Instructions for the task = Search the data for the word "crashes" and copy every line where it occurs.

— START Supplied material —

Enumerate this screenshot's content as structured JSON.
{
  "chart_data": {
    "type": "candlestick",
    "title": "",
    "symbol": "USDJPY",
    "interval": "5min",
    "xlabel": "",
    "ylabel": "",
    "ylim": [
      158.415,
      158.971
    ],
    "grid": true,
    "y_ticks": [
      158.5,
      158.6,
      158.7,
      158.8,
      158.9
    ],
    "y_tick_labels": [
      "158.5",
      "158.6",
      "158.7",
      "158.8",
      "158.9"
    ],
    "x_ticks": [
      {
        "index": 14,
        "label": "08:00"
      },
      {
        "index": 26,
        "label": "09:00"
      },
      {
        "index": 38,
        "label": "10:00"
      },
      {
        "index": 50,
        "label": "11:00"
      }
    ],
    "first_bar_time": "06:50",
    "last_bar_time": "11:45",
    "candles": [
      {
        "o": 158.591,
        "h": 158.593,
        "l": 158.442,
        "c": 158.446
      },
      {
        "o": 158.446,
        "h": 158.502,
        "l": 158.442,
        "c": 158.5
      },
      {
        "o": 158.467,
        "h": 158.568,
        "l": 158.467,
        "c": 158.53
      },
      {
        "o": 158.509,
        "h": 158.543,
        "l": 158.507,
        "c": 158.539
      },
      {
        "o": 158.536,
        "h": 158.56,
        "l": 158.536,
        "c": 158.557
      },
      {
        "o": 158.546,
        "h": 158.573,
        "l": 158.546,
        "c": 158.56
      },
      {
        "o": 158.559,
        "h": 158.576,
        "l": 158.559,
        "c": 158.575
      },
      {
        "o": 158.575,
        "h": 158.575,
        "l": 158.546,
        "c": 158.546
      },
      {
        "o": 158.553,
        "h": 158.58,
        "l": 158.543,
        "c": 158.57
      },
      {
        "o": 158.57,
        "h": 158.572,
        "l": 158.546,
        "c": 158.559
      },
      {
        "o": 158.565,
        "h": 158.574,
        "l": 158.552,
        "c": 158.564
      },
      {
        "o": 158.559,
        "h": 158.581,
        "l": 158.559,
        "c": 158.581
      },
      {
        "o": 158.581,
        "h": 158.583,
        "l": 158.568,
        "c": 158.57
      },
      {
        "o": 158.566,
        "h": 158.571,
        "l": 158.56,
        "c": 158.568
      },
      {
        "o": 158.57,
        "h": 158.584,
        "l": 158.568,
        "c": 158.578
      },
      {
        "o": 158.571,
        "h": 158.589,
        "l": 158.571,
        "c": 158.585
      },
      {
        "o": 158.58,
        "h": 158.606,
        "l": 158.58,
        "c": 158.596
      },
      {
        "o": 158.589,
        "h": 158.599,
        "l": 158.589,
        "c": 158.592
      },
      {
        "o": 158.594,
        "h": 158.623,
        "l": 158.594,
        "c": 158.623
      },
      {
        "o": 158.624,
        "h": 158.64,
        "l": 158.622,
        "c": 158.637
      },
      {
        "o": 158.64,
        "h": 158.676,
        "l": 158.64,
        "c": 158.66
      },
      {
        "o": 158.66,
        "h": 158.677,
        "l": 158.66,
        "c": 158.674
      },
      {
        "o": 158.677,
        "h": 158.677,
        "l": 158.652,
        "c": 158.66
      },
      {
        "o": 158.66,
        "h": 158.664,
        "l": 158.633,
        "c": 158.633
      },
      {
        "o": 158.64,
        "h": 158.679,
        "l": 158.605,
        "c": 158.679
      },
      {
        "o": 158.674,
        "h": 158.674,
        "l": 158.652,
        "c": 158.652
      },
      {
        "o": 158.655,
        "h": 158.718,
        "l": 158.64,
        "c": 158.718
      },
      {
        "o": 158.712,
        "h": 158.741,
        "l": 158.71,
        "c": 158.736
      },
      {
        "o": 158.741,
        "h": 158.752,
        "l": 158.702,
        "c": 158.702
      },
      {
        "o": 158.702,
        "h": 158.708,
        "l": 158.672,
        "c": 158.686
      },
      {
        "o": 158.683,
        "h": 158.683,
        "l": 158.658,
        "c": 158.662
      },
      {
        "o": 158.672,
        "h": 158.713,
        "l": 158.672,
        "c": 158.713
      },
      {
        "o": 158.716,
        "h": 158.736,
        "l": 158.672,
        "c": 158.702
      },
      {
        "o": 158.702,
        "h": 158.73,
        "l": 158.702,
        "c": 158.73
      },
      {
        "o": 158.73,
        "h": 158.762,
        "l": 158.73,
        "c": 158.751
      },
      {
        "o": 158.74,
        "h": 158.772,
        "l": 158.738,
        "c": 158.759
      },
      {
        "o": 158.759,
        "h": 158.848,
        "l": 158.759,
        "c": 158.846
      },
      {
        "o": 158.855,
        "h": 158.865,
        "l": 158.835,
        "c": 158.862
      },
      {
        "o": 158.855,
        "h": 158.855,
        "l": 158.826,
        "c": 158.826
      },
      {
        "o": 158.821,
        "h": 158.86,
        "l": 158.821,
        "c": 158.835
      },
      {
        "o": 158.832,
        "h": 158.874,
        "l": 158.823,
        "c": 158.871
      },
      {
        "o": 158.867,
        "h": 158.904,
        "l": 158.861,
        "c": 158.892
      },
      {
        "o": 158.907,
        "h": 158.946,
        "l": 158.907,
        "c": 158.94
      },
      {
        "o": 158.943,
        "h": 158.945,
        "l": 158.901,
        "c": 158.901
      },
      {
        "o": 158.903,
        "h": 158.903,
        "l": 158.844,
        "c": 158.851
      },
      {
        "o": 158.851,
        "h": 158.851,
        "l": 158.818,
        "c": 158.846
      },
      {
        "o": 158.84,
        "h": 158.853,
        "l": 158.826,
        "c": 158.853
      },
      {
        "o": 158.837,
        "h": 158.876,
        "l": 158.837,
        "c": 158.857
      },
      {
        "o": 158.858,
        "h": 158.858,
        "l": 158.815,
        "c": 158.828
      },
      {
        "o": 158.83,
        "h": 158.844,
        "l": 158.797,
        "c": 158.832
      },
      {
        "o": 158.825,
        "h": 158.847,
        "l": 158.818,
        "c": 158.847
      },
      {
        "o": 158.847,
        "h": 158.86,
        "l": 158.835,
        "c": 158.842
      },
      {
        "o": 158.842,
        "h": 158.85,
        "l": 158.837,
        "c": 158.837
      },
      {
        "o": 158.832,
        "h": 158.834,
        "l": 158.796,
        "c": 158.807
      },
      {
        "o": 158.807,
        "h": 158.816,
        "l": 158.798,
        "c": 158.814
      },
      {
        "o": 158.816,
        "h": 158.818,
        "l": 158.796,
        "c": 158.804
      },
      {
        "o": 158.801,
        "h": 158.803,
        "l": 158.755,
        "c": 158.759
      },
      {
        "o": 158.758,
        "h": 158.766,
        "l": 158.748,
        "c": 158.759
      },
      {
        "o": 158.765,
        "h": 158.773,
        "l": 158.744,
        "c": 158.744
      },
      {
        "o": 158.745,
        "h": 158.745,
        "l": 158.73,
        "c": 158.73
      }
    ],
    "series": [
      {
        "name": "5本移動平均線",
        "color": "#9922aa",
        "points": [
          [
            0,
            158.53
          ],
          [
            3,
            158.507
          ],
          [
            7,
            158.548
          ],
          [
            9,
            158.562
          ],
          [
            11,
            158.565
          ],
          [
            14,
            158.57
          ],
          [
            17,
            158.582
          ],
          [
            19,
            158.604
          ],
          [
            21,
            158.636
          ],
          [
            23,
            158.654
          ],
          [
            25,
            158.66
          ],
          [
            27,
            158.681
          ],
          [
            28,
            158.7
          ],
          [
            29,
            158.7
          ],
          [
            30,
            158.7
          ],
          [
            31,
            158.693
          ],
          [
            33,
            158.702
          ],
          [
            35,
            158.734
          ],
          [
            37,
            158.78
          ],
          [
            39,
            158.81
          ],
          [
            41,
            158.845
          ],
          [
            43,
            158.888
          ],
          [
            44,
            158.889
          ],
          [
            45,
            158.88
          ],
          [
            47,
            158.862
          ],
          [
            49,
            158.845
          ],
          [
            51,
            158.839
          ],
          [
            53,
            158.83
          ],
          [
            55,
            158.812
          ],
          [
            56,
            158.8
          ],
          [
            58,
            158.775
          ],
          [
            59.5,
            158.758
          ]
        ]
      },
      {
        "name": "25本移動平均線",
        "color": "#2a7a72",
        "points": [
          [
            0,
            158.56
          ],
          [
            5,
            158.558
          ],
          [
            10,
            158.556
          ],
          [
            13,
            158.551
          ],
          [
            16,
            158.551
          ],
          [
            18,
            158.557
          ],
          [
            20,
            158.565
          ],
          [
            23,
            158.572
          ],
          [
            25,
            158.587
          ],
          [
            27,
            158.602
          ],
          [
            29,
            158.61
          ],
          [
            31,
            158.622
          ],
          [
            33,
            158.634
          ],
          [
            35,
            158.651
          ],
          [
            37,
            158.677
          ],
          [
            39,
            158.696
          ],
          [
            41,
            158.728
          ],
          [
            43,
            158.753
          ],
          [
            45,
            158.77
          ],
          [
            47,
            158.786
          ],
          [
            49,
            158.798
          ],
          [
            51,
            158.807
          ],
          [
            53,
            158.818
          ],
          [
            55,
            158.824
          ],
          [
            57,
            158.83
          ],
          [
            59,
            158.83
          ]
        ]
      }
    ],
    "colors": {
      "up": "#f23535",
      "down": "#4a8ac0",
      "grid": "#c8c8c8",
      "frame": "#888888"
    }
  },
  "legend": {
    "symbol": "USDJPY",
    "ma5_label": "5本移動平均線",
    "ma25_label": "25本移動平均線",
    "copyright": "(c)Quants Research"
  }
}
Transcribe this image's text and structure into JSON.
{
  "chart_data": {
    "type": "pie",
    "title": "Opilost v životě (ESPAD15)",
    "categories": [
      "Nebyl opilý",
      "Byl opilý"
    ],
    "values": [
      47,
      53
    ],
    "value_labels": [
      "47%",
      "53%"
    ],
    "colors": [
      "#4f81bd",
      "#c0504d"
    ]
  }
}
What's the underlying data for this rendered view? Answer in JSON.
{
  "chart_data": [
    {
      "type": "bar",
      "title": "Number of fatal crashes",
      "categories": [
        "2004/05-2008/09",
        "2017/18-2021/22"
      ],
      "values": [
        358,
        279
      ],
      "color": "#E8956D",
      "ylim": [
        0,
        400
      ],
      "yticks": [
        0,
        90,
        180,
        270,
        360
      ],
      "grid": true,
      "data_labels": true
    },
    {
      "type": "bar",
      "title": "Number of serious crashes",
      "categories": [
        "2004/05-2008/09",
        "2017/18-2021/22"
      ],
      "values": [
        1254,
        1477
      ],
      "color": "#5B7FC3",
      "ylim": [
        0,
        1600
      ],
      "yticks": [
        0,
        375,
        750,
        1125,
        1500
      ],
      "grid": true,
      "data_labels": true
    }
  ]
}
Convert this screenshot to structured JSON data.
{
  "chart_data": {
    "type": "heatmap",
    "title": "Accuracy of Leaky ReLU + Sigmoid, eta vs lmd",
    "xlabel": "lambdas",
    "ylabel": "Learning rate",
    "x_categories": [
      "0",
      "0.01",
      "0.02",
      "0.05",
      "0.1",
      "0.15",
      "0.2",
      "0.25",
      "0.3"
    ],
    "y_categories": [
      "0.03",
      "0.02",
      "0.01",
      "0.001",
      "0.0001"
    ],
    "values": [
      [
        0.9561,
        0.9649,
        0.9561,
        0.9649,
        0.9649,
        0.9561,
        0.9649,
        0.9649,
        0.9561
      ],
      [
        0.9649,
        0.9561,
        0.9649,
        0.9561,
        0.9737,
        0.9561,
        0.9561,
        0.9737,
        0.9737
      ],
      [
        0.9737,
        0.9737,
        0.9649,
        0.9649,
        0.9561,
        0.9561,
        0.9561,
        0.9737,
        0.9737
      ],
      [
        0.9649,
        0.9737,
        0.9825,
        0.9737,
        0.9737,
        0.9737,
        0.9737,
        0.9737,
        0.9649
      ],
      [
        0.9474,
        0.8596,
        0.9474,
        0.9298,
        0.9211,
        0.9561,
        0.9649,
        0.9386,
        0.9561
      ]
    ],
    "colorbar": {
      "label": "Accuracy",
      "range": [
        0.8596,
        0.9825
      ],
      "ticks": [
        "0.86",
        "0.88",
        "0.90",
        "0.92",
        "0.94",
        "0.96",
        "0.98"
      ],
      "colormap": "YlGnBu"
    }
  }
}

— END Supplied material —

Answer to the problem =
      "title": "Number of fatal crashes",
      "title": "Number of serious crashes",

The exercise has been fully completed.